◆ STATED GOAL
Return every line of the data below that includes the string "Teaser".

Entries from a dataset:
☆ ☆ ☆

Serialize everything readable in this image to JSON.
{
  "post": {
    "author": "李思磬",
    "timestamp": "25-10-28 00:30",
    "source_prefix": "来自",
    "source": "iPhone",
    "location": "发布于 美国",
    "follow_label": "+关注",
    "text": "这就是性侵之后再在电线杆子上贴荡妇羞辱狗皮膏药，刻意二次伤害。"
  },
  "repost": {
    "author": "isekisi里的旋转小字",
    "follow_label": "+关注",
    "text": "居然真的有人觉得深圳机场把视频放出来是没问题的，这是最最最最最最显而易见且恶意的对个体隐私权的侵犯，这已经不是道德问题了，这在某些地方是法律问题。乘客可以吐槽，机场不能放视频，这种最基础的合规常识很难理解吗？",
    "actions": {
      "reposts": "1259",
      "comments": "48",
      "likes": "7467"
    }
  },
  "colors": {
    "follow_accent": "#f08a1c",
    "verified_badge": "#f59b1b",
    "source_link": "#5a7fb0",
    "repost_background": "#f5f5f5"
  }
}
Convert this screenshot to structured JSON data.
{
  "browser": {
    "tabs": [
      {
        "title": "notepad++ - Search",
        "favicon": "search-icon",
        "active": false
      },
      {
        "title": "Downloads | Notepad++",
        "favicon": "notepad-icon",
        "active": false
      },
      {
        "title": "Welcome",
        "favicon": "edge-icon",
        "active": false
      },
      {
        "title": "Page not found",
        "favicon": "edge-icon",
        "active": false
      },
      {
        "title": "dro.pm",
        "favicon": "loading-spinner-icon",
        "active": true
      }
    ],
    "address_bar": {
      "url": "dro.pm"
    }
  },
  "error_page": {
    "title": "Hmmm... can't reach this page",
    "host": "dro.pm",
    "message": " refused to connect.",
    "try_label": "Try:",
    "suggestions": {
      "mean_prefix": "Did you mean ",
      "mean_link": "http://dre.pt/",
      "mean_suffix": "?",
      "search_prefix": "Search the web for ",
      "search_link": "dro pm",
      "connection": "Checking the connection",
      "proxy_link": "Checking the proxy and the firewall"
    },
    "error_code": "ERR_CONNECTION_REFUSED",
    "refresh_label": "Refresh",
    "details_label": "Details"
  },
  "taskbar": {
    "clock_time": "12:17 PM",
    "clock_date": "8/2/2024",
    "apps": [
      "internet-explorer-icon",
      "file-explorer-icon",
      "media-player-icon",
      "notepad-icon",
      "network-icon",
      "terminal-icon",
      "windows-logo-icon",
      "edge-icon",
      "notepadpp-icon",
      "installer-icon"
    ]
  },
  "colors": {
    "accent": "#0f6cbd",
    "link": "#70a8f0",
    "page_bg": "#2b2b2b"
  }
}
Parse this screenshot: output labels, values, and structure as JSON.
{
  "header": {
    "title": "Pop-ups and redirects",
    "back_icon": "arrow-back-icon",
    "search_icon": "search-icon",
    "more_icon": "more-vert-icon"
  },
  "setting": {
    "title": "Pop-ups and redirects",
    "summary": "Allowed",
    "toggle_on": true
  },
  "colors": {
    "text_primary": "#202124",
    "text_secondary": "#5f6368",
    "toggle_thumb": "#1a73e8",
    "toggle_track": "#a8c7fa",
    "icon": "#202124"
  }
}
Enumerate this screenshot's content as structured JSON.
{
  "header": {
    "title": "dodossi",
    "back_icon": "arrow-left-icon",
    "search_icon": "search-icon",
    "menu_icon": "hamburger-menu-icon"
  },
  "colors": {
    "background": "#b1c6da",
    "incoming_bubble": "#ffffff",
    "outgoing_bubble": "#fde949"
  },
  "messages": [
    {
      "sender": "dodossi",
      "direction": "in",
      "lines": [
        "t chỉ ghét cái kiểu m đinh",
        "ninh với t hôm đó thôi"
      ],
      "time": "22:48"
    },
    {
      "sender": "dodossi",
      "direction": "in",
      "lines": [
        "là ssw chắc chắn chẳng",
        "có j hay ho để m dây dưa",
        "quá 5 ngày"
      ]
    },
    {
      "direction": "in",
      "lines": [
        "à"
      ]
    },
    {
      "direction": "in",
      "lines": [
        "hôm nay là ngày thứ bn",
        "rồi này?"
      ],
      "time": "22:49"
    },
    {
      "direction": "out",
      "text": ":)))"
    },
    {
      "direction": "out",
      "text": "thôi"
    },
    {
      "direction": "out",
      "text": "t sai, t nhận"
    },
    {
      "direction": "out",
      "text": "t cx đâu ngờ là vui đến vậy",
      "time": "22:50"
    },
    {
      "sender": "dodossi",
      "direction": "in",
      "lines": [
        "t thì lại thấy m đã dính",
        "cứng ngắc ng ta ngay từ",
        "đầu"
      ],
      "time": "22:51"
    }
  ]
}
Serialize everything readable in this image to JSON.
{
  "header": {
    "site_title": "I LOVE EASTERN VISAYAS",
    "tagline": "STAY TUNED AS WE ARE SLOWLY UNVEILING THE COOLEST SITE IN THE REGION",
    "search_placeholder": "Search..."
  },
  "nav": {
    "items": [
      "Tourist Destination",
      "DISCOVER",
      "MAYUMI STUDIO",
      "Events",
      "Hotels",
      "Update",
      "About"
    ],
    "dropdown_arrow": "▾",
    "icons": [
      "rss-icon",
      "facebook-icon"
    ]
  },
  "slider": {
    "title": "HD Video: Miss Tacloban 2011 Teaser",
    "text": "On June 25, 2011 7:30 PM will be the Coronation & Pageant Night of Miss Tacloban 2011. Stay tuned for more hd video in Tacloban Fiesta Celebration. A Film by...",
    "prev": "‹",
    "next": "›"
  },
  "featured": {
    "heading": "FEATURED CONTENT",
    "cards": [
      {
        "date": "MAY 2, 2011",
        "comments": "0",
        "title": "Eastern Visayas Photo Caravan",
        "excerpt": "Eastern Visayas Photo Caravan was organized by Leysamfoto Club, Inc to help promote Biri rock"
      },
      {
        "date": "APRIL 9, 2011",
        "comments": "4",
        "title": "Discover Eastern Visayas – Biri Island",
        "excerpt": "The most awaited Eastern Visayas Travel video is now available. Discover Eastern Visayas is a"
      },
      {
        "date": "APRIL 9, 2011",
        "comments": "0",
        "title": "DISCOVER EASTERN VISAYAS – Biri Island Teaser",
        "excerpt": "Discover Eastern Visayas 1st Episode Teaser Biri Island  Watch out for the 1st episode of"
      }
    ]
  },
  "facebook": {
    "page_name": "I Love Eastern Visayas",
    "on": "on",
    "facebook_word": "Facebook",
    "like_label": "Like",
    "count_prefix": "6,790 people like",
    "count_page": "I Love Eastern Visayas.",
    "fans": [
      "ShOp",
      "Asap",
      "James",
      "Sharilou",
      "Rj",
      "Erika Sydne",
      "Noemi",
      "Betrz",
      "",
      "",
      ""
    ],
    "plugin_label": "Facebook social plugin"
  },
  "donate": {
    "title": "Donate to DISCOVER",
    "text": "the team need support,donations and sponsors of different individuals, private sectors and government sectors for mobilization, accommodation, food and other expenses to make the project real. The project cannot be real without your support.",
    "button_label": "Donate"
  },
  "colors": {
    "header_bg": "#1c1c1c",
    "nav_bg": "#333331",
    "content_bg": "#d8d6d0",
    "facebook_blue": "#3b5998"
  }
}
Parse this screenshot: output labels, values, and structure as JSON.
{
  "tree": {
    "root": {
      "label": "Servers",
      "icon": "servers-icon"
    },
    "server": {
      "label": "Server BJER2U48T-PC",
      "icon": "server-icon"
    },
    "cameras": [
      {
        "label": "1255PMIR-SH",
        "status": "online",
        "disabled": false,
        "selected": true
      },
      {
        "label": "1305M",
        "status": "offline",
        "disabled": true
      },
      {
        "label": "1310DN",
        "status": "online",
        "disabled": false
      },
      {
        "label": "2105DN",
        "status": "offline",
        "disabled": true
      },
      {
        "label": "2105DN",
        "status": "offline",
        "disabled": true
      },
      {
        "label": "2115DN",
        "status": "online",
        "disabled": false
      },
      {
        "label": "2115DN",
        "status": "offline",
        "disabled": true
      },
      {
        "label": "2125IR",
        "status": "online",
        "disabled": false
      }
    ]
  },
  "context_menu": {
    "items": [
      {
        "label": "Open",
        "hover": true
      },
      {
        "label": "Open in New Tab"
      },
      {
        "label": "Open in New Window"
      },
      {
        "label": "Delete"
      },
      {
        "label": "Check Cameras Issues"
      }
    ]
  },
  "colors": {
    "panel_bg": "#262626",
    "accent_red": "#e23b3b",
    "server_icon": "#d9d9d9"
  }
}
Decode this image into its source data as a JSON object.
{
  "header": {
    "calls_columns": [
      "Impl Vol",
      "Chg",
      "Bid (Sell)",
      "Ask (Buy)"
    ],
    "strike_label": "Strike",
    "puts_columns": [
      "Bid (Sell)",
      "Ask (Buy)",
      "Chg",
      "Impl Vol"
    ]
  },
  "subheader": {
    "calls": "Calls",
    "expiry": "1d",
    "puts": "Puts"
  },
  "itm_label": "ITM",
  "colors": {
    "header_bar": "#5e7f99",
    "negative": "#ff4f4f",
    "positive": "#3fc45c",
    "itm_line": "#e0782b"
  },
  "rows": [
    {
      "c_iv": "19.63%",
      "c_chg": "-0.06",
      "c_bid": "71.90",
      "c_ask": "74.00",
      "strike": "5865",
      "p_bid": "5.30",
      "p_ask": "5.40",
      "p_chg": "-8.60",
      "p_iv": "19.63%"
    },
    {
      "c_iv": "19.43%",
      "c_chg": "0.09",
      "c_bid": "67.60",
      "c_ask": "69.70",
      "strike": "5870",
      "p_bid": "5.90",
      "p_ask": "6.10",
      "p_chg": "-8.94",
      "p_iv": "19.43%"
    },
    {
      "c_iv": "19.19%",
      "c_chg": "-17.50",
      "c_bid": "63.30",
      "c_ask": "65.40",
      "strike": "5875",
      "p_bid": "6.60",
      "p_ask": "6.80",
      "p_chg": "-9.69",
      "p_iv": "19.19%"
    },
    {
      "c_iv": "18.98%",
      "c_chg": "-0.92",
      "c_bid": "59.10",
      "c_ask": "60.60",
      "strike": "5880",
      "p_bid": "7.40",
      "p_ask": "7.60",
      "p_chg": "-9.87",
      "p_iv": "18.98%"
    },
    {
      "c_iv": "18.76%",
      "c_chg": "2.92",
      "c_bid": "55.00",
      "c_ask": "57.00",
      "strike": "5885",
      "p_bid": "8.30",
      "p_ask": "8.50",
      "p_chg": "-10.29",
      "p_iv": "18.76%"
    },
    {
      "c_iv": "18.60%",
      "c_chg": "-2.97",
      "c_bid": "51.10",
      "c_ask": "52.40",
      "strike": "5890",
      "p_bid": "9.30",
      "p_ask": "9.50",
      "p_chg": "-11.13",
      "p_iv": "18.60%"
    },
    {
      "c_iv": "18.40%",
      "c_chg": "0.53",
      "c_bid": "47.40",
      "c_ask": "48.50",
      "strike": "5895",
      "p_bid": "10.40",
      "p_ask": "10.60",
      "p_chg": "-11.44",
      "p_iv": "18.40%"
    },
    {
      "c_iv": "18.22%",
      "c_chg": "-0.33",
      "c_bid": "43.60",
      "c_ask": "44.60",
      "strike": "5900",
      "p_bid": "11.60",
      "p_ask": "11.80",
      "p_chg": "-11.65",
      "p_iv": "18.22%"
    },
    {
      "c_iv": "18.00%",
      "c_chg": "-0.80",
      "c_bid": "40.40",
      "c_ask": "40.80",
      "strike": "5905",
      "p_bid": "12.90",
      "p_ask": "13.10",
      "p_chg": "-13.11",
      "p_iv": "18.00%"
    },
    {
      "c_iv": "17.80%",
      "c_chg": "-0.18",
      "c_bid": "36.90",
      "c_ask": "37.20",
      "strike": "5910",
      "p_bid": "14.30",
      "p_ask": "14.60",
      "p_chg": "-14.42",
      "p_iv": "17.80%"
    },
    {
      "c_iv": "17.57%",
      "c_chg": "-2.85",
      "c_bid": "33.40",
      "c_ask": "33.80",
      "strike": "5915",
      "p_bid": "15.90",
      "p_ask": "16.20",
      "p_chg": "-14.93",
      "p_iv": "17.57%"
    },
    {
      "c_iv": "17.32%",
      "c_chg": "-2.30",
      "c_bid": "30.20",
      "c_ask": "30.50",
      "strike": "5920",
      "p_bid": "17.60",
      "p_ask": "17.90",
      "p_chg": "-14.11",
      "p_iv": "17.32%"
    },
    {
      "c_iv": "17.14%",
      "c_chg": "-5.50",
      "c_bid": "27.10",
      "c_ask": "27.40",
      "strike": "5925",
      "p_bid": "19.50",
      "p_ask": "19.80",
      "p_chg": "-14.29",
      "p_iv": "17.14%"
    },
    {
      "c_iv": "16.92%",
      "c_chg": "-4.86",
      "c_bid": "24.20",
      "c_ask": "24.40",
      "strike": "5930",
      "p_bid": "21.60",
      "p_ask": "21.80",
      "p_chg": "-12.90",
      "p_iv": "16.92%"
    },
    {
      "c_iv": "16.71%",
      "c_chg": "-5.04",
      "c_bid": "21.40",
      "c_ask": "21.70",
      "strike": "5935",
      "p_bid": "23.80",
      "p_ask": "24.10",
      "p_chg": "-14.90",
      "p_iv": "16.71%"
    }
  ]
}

☆ ☆ ☆

◆ FINAL RESULT
    "title": "HD Video: Miss Tacloban 2011 Teaser",
        "title": "DISCOVER EASTERN VISAYAS – Biri Island Teaser",
        "excerpt": "Discover Eastern Visayas 1st Episode Teaser Biri Island  Watch out for the 1st episode of"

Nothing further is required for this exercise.